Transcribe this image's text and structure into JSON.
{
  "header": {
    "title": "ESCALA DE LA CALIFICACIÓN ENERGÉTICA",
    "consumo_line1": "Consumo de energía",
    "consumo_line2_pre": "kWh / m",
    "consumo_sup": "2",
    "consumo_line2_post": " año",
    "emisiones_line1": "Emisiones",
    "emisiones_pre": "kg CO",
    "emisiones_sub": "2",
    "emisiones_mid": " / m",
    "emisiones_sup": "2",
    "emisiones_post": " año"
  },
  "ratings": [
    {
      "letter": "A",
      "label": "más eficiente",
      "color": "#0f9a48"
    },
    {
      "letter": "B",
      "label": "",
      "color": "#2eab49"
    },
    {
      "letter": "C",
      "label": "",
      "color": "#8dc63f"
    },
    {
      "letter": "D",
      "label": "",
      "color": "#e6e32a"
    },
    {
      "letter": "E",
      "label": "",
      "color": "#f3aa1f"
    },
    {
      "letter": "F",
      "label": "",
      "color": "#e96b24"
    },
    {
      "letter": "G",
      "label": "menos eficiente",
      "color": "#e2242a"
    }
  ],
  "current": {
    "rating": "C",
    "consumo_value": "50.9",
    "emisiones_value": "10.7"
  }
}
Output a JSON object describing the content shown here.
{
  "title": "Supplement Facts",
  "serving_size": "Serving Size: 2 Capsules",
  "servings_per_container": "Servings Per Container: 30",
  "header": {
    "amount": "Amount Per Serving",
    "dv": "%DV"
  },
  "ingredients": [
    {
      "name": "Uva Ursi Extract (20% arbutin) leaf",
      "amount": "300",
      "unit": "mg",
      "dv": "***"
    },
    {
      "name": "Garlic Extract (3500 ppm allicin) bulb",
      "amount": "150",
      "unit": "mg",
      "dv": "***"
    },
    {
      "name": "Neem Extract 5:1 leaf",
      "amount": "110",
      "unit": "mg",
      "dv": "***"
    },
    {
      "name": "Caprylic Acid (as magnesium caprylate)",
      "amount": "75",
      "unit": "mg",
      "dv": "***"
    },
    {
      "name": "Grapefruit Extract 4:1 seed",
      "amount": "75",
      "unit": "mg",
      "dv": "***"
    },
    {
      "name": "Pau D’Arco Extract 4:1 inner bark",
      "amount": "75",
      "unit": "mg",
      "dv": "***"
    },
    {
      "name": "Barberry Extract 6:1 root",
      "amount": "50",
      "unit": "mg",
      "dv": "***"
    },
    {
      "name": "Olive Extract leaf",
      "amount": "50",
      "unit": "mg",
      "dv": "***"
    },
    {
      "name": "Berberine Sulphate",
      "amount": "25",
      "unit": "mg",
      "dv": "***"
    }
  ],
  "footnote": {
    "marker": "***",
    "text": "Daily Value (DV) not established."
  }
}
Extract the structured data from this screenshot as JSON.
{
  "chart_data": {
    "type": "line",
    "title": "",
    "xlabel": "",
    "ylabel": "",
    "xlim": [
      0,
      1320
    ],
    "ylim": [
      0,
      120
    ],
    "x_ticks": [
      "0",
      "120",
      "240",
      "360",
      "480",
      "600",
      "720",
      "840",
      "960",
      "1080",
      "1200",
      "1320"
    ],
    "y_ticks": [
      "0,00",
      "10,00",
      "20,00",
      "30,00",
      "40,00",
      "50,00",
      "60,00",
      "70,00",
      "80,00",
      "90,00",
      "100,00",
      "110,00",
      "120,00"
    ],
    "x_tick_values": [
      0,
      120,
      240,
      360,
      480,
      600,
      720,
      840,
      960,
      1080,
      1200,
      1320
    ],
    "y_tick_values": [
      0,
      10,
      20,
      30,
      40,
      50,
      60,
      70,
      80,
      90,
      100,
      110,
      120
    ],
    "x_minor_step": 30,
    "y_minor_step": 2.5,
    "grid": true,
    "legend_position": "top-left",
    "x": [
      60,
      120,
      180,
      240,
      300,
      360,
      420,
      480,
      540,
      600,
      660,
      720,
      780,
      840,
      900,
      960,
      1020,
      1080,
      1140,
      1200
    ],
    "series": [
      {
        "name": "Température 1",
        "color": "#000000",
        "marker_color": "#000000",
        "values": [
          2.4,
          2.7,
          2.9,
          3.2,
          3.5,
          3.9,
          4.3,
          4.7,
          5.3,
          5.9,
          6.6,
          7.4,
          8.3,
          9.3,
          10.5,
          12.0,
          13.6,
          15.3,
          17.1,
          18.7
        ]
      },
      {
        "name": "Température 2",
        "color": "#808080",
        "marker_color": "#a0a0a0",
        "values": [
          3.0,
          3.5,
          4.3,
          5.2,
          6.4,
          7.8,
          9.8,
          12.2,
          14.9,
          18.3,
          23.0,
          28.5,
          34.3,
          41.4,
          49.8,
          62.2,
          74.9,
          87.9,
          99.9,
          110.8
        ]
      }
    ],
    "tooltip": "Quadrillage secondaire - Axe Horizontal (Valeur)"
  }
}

Task description — Check each line of the data above for the string "name" and report only how many lines have it.

Response — 11